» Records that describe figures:
▶

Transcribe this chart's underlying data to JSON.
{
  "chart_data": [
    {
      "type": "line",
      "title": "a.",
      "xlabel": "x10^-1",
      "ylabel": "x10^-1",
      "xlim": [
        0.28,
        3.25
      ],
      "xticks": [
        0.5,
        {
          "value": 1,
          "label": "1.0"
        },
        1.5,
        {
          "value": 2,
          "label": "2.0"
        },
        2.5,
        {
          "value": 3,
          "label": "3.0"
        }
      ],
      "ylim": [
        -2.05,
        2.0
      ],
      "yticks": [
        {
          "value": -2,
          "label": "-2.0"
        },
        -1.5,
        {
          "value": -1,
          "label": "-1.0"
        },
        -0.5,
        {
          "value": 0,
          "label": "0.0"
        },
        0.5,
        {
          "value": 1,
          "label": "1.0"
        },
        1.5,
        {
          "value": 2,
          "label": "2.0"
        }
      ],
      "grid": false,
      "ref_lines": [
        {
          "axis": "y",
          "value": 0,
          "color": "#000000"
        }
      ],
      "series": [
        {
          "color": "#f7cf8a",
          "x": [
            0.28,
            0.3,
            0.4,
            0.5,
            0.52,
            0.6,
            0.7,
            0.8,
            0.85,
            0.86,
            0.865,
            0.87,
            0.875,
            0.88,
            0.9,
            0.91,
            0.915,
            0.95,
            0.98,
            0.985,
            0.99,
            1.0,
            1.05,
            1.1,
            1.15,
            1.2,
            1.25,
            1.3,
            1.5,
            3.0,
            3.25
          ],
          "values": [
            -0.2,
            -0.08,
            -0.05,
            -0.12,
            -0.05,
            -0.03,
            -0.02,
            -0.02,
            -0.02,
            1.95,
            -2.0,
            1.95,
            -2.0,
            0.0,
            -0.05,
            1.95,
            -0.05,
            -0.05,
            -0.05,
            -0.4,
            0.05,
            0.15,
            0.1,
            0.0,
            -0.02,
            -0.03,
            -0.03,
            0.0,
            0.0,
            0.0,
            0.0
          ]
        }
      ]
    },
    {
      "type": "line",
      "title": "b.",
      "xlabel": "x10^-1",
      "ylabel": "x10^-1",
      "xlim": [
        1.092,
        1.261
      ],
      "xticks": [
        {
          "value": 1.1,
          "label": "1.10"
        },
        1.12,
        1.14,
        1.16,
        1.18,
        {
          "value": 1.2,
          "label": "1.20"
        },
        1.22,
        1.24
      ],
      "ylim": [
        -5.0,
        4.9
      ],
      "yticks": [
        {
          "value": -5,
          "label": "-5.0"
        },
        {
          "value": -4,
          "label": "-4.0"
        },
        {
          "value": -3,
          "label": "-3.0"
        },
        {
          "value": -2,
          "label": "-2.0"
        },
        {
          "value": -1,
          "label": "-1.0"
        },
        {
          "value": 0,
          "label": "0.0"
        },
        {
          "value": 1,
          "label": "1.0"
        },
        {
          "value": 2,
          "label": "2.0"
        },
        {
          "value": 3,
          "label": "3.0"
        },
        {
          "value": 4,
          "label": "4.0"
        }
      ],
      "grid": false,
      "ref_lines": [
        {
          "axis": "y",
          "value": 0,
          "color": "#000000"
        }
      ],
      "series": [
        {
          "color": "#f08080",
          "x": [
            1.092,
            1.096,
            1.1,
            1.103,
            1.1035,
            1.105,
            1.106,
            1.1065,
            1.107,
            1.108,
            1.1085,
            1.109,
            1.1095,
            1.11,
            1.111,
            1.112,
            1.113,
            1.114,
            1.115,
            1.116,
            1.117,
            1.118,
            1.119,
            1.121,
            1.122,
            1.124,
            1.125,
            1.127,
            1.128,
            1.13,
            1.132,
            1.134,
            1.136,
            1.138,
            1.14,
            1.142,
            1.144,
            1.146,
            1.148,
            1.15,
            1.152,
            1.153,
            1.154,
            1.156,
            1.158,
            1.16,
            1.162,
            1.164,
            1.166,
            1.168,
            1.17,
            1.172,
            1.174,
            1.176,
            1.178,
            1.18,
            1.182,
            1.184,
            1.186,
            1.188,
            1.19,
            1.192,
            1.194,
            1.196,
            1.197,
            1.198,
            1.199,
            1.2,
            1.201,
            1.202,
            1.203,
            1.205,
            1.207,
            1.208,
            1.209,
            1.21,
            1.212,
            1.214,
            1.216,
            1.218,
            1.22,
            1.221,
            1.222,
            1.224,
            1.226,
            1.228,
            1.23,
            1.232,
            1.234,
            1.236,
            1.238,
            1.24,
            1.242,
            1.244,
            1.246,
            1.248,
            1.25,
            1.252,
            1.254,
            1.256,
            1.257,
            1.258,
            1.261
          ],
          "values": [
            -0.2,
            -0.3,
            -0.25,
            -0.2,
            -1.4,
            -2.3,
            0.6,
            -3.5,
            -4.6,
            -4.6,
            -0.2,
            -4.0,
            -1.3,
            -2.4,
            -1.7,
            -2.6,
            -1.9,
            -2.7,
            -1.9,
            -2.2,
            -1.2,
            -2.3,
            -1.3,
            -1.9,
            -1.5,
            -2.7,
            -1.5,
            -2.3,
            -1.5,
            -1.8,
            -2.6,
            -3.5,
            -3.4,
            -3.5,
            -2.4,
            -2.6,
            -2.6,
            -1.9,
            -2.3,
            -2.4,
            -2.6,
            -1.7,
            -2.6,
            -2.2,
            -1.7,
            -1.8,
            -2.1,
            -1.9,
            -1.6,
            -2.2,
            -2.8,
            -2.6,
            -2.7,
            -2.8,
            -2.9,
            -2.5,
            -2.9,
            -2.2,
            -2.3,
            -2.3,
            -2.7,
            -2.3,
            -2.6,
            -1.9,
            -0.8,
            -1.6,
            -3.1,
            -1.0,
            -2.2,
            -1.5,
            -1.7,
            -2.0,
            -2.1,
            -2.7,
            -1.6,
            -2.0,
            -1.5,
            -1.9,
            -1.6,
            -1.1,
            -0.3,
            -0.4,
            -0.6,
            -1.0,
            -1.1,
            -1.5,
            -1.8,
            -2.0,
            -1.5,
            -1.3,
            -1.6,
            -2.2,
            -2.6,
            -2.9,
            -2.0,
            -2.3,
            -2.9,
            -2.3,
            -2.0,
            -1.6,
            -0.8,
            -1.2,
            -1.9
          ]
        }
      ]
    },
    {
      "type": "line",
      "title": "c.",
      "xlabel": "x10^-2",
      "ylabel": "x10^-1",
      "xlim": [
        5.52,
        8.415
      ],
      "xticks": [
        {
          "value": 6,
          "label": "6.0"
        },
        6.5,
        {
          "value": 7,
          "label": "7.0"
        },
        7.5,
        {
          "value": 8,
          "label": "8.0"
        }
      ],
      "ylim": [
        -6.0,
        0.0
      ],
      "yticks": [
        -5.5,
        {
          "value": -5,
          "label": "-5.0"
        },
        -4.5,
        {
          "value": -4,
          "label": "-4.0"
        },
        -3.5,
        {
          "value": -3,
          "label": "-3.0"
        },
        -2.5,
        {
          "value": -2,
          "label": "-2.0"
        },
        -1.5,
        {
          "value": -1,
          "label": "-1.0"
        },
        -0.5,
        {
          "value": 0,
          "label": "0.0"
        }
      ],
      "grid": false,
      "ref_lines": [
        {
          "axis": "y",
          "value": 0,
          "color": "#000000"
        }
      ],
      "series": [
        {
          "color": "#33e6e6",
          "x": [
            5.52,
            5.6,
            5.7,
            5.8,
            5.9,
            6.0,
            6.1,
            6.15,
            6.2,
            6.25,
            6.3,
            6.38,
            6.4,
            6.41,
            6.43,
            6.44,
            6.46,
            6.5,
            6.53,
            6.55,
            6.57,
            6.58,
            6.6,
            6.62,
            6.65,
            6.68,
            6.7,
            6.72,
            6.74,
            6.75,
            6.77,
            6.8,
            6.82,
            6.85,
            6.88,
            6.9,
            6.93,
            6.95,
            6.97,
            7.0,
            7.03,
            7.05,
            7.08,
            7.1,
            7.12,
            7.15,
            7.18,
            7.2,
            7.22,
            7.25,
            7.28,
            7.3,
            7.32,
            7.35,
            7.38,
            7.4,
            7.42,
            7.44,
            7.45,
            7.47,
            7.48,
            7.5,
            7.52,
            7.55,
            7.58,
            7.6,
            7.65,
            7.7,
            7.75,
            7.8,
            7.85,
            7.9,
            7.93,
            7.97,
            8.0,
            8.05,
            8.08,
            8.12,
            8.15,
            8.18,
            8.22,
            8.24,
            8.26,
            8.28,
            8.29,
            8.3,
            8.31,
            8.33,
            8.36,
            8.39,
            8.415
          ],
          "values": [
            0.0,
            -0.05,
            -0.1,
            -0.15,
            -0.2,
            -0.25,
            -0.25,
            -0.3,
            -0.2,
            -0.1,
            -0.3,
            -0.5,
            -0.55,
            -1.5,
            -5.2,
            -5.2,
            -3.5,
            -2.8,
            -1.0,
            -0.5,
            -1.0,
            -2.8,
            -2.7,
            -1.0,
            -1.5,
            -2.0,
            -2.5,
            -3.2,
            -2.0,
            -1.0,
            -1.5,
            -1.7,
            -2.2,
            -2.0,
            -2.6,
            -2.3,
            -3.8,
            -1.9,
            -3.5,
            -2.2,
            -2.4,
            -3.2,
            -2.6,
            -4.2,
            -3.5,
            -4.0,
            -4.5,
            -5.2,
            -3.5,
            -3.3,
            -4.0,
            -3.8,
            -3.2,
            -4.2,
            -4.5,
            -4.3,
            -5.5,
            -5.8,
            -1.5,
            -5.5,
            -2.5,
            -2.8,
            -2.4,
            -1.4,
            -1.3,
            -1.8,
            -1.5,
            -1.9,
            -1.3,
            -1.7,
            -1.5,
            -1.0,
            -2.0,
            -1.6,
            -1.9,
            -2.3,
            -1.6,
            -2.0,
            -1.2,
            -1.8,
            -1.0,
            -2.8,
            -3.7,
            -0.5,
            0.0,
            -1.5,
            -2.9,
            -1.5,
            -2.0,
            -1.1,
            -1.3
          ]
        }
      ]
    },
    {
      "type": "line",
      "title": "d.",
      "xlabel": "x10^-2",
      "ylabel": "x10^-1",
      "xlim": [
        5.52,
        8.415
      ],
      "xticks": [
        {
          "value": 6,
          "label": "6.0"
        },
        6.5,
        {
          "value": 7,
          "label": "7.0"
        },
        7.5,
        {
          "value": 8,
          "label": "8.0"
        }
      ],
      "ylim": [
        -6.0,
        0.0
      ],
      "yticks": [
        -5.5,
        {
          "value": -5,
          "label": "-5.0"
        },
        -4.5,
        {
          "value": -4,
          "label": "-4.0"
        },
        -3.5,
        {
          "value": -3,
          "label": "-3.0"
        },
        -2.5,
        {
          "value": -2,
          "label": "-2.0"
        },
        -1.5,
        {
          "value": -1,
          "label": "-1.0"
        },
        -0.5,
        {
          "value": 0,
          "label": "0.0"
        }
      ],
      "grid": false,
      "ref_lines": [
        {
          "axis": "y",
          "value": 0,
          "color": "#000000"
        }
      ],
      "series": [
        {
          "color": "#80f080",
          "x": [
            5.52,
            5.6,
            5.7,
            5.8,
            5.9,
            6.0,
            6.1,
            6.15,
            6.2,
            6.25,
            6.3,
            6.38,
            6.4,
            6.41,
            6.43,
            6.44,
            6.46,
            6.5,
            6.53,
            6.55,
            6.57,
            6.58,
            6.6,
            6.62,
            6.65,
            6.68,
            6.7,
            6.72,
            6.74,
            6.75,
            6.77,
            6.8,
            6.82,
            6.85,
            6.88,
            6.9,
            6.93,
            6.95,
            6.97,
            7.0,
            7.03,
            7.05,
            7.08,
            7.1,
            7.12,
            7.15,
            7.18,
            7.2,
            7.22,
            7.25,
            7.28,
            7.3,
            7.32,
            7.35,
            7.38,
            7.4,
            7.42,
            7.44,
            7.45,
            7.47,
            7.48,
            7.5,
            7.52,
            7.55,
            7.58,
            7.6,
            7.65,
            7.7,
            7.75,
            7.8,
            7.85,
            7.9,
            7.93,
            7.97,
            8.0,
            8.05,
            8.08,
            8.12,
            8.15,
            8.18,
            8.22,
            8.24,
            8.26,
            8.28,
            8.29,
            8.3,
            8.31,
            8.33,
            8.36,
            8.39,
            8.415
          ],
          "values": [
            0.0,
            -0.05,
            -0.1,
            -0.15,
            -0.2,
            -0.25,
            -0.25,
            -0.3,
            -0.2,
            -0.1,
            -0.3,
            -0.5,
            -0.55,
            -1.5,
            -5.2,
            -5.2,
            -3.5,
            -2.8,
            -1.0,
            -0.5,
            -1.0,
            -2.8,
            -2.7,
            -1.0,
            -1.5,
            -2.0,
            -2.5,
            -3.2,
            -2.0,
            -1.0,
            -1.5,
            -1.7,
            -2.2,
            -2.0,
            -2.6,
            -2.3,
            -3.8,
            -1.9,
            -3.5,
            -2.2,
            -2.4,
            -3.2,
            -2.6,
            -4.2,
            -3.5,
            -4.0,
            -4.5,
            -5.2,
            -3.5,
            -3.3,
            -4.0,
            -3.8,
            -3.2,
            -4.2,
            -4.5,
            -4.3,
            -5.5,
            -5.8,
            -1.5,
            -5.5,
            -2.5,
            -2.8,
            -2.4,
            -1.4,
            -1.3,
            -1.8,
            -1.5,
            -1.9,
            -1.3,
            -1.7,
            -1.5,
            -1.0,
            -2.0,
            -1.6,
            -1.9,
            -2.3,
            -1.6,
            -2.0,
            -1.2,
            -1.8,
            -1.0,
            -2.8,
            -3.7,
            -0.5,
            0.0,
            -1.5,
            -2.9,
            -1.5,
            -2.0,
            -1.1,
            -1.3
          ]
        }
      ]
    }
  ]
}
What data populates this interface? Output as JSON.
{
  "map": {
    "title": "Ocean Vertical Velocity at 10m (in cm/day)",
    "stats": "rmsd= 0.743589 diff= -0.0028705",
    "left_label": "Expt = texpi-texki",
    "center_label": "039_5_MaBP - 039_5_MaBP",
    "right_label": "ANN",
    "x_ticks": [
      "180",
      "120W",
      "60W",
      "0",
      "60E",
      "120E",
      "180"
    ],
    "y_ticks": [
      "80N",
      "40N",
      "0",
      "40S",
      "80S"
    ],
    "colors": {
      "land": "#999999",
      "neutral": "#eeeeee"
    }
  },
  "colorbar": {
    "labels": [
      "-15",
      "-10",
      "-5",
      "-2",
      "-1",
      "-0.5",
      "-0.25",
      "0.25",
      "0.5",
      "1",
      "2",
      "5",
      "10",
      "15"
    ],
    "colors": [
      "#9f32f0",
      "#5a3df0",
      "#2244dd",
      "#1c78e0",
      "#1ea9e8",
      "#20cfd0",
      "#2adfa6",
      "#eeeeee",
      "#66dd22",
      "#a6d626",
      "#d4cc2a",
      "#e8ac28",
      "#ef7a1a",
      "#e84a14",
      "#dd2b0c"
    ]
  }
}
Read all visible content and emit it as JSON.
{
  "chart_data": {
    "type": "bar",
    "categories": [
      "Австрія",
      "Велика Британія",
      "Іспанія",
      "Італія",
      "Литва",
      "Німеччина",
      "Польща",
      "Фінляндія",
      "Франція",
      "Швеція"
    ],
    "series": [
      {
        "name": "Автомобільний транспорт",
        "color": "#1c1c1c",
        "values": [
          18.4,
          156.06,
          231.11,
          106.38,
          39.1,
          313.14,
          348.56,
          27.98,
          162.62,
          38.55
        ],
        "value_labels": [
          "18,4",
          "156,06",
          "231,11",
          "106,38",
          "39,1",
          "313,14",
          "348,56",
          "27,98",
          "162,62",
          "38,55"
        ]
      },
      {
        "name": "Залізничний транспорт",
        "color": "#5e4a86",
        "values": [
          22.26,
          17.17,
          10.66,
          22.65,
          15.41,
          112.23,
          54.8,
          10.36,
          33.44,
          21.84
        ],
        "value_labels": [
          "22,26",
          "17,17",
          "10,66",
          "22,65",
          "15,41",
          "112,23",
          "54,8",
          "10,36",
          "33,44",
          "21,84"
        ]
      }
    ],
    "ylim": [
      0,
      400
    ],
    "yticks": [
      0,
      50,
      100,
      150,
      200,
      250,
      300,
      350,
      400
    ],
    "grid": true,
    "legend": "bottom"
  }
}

◀

» TASK STATEMENT: Search the listing above for the string "транспорт". Copy every line that contains it.

» EXERCISE SOLUTION:
        "name": "Автомобільний транспорт",
        "name": "Залізничний транспорт",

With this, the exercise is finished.